##### Listed entries

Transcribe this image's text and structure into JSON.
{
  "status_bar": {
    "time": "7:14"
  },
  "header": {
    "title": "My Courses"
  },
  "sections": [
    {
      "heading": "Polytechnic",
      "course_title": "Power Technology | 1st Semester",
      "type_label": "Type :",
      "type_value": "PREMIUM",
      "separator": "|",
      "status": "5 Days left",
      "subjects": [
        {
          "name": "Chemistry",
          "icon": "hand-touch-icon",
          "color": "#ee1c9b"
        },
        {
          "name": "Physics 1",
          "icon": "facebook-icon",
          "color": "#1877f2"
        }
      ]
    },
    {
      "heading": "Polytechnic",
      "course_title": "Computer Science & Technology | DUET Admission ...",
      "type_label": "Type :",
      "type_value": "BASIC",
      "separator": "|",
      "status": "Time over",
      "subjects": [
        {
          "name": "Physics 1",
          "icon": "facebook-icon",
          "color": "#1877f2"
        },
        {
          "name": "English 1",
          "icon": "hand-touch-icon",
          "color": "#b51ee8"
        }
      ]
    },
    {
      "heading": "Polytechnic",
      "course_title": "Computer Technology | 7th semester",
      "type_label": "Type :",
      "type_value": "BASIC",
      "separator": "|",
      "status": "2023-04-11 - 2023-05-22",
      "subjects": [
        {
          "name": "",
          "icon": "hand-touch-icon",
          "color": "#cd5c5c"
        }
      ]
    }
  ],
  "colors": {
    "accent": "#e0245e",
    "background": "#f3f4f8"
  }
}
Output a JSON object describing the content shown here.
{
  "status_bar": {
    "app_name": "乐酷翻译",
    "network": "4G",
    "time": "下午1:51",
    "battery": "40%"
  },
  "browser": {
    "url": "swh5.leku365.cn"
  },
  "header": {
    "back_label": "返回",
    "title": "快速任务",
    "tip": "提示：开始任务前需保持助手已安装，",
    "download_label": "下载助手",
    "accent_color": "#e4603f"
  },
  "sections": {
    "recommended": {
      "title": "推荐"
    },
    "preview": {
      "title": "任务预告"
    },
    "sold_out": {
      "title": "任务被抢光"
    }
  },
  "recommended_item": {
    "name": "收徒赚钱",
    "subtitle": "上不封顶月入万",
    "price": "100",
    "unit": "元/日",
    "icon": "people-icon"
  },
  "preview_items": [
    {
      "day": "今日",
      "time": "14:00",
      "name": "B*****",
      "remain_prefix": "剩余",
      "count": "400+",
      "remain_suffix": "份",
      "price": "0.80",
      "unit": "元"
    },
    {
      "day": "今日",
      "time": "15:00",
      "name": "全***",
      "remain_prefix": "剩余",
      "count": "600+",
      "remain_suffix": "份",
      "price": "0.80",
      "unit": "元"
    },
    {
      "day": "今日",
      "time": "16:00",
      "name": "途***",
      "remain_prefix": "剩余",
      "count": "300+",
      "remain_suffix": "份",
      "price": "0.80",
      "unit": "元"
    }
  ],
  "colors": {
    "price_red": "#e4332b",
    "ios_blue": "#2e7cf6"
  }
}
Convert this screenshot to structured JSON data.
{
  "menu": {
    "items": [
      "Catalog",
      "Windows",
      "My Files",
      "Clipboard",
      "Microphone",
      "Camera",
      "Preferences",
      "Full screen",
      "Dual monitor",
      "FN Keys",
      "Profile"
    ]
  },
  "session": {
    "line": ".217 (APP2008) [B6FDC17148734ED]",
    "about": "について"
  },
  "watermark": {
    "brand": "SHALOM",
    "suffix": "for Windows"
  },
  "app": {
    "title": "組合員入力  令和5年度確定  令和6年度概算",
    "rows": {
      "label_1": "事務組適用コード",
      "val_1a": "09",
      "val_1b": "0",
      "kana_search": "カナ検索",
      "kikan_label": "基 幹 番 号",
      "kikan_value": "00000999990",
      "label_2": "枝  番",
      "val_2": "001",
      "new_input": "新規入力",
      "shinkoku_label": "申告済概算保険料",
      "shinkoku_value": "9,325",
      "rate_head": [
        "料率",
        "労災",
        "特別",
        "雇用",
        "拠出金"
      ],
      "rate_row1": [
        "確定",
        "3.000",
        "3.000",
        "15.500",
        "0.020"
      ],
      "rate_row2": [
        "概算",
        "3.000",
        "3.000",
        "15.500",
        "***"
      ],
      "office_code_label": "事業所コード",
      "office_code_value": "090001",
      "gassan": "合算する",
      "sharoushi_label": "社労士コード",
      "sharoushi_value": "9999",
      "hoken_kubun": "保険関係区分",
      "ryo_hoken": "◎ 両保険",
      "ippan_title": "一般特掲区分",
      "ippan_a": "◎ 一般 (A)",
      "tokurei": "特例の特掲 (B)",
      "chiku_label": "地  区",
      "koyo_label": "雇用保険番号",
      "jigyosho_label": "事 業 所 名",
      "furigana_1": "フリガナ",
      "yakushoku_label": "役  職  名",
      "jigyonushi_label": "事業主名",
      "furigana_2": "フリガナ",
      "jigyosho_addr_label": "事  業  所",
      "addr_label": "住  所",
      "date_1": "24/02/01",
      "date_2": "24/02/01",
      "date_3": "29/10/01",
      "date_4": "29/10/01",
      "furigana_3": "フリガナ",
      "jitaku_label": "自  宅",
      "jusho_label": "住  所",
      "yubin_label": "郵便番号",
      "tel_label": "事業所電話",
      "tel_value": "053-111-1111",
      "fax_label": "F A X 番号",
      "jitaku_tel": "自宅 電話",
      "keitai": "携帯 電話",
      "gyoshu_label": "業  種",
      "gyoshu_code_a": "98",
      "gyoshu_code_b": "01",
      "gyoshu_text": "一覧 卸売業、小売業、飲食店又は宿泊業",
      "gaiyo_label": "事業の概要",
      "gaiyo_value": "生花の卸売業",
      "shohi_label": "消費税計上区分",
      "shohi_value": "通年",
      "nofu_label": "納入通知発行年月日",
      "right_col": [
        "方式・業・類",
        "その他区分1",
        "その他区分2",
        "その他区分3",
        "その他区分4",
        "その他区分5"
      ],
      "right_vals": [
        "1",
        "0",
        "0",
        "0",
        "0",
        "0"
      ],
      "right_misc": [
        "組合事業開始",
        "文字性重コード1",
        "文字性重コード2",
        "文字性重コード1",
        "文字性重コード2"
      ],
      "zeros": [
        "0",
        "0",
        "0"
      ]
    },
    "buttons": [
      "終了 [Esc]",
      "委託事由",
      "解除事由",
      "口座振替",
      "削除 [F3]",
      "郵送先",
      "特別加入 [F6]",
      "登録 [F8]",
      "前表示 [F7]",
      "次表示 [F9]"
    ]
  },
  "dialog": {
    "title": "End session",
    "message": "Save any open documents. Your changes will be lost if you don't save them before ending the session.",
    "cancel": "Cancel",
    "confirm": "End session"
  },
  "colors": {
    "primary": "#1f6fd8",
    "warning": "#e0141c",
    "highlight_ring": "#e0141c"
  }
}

##########

Each line in the material above must be retyped without alteration.

Transcribe this image's text and structure into JSON.
{
  "status_bar": {
    "time": "7:14"
  },
  "header": {
    "title": "My Courses"
  },
  "sections": [
    {
      "heading": "Polytechnic",
      "course_title": "Power Technology | 1st Semester",
      "type_label": "Type :",
      "type_value": "PREMIUM",
      "separator": "|",
      "status": "5 Days left",
      "subjects": [
        {
          "name": "Chemistry",
          "icon": "hand-touch-icon",
          "color": "#ee1c9b"
        },
        {
          "name": "Physics 1",
          "icon": "facebook-icon",
          "color": "#1877f2"
        }
      ]
    },
    {
      "heading": "Polytechnic",
      "course_title": "Computer Science & Technology | DUET Admission ...",
      "type_label": "Type :",
      "type_value": "BASIC",
      "separator": "|",
      "status": "Time over",
      "subjects": [
        {
          "name": "Physics 1",
          "icon": "facebook-icon",
          "color": "#1877f2"
        },
        {
          "name": "English 1",
          "icon": "hand-touch-icon",
          "color": "#b51ee8"
        }
      ]
    },
    {
      "heading": "Polytechnic",
      "course_title": "Computer Technology | 7th semester",
      "type_label": "Type :",
      "type_value": "BASIC",
      "separator": "|",
      "status": "2023-04-11 - 2023-05-22",
      "subjects": [
        {
          "name": "",
          "icon": "hand-touch-icon",
          "color": "#cd5c5c"
        }
      ]
    }
  ],
  "colors": {
    "accent": "#e0245e",
    "background": "#f3f4f8"
  }
}
Output a JSON object describing the content shown here.
{
  "status_bar": {
    "app_name": "乐酷翻译",
    "network": "4G",
    "time": "下午1:51",
    "battery": "40%"
  },
  "browser": {
    "url": "swh5.leku365.cn"
  },
  "header": {
    "back_label": "返回",
    "title": "快速任务",
    "tip": "提示：开始任务前需保持助手已安装，",
    "download_label": "下载助手",
    "accent_color": "#e4603f"
  },
  "sections": {
    "recommended": {
      "title": "推荐"
    },
    "preview": {
      "title": "任务预告"
    },
    "sold_out": {
      "title": "任务被抢光"
    }
  },
  "recommended_item": {
    "name": "收徒赚钱",
    "subtitle": "上不封顶月入万",
    "price": "100",
    "unit": "元/日",
    "icon": "people-icon"
  },
  "preview_items": [
    {
      "day": "今日",
      "time": "14:00",
      "name": "B*****",
      "remain_prefix": "剩余",
      "count": "400+",
      "remain_suffix": "份",
      "price": "0.80",
      "unit": "元"
    },
    {
      "day": "今日",
      "time": "15:00",
      "name": "全***",
      "remain_prefix": "剩余",
      "count": "600+",
      "remain_suffix": "份",
      "price": "0.80",
      "unit": "元"
    },
    {
      "day": "今日",
      "time": "16:00",
      "name": "途***",
      "remain_prefix": "剩余",
      "count": "300+",
      "remain_suffix": "份",
      "price": "0.80",
      "unit": "元"
    }
  ],
  "colors": {
    "price_red": "#e4332b",
    "ios_blue": "#2e7cf6"
  }
}
Convert this screenshot to structured JSON data.
{
  "menu": {
    "items": [
      "Catalog",
      "Windows",
      "My Files",
      "Clipboard",
      "Microphone",
      "Camera",
      "Preferences",
      "Full screen",
      "Dual monitor",
      "FN Keys",
      "Profile"
    ]
  },
  "session": {
    "line": ".217 (APP2008) [B6FDC17148734ED]",
    "about": "について"
  },
  "watermark": {
    "brand": "SHALOM",
    "suffix": "for Windows"
  },
  "app": {
    "title": "組合員入力  令和5年度確定  令和6年度概算",
    "rows": {
      "label_1": "事務組適用コード",
      "val_1a": "09",
      "val_1b": "0",
      "kana_search": "カナ検索",
      "kikan_label": "基 幹 番 号",
      "kikan_value": "00000999990",
      "label_2": "枝  番",
      "val_2": "001",
      "new_input": "新規入力",
      "shinkoku_label": "申告済概算保険料",
      "shinkoku_value": "9,325",
      "rate_head": [
        "料率",
        "労災",
        "特別",
        "雇用",
        "拠出金"
      ],
      "rate_row1": [
        "確定",
        "3.000",
        "3.000",
        "15.500",
        "0.020"
      ],
      "rate_row2": [
        "概算",
        "3.000",
        "3.000",
        "15.500",
        "***"
      ],
      "office_code_label": "事業所コード",
      "office_code_value": "090001",
      "gassan": "合算する",
      "sharoushi_label": "社労士コード",
      "sharoushi_value": "9999",
      "hoken_kubun": "保険関係区分",
      "ryo_hoken": "◎ 両保険",
      "ippan_title": "一般特掲区分",
      "ippan_a": "◎ 一般 (A)",
      "tokurei": "特例の特掲 (B)",
      "chiku_label": "地  区",
      "koyo_label": "雇用保険番号",
      "jigyosho_label": "事 業 所 名",
      "furigana_1": "フリガナ",
      "yakushoku_label": "役  職  名",
      "jigyonushi_label": "事業主名",
      "furigana_2": "フリガナ",
      "jigyosho_addr_label": "事  業  所",
      "addr_label": "住  所",
      "date_1": "24/02/01",
      "date_2": "24/02/01",
      "date_3": "29/10/01",
      "date_4": "29/10/01",
      "furigana_3": "フリガナ",
      "jitaku_label": "自  宅",
      "jusho_label": "住  所",
      "yubin_label": "郵便番号",
      "tel_label": "事業所電話",
      "tel_value": "053-111-1111",
      "fax_label": "F A X 番号",
      "jitaku_tel": "自宅 電話",
      "keitai": "携帯 電話",
      "gyoshu_label": "業  種",
      "gyoshu_code_a": "98",
      "gyoshu_code_b": "01",
      "gyoshu_text": "一覧 卸売業、小売業、飲食店又は宿泊業",
      "gaiyo_label": "事業の概要",
      "gaiyo_value": "生花の卸売業",
      "shohi_label": "消費税計上区分",
      "shohi_value": "通年",
      "nofu_label": "納入通知発行年月日",
      "right_col": [
        "方式・業・類",
        "その他区分1",
        "その他区分2",
        "その他区分3",
        "その他区分4",
        "その他区分5"
      ],
      "right_vals": [
        "1",
        "0",
        "0",
        "0",
        "0",
        "0"
      ],
      "right_misc": [
        "組合事業開始",
        "文字性重コード1",
        "文字性重コード2",
        "文字性重コード1",
        "文字性重コード2"
      ],
      "zeros": [
        "0",
        "0",
        "0"
      ]
    },
    "buttons": [
      "終了 [Esc]",
      "委託事由",
      "解除事由",
      "口座振替",
      "削除 [F3]",
      "郵送先",
      "特別加入 [F6]",
      "登録 [F8]",
      "前表示 [F7]",
      "次表示 [F9]"
    ]
  },
  "dialog": {
    "title": "End session",
    "message": "Save any open documents. Your changes will be lost if you don't save them before ending the session.",
    "cancel": "Cancel",
    "confirm": "End session"
  },
  "colors": {
    "primary": "#1f6fd8",
    "warning": "#e0141c",
    "highlight_ring": "#e0141c"
  }
}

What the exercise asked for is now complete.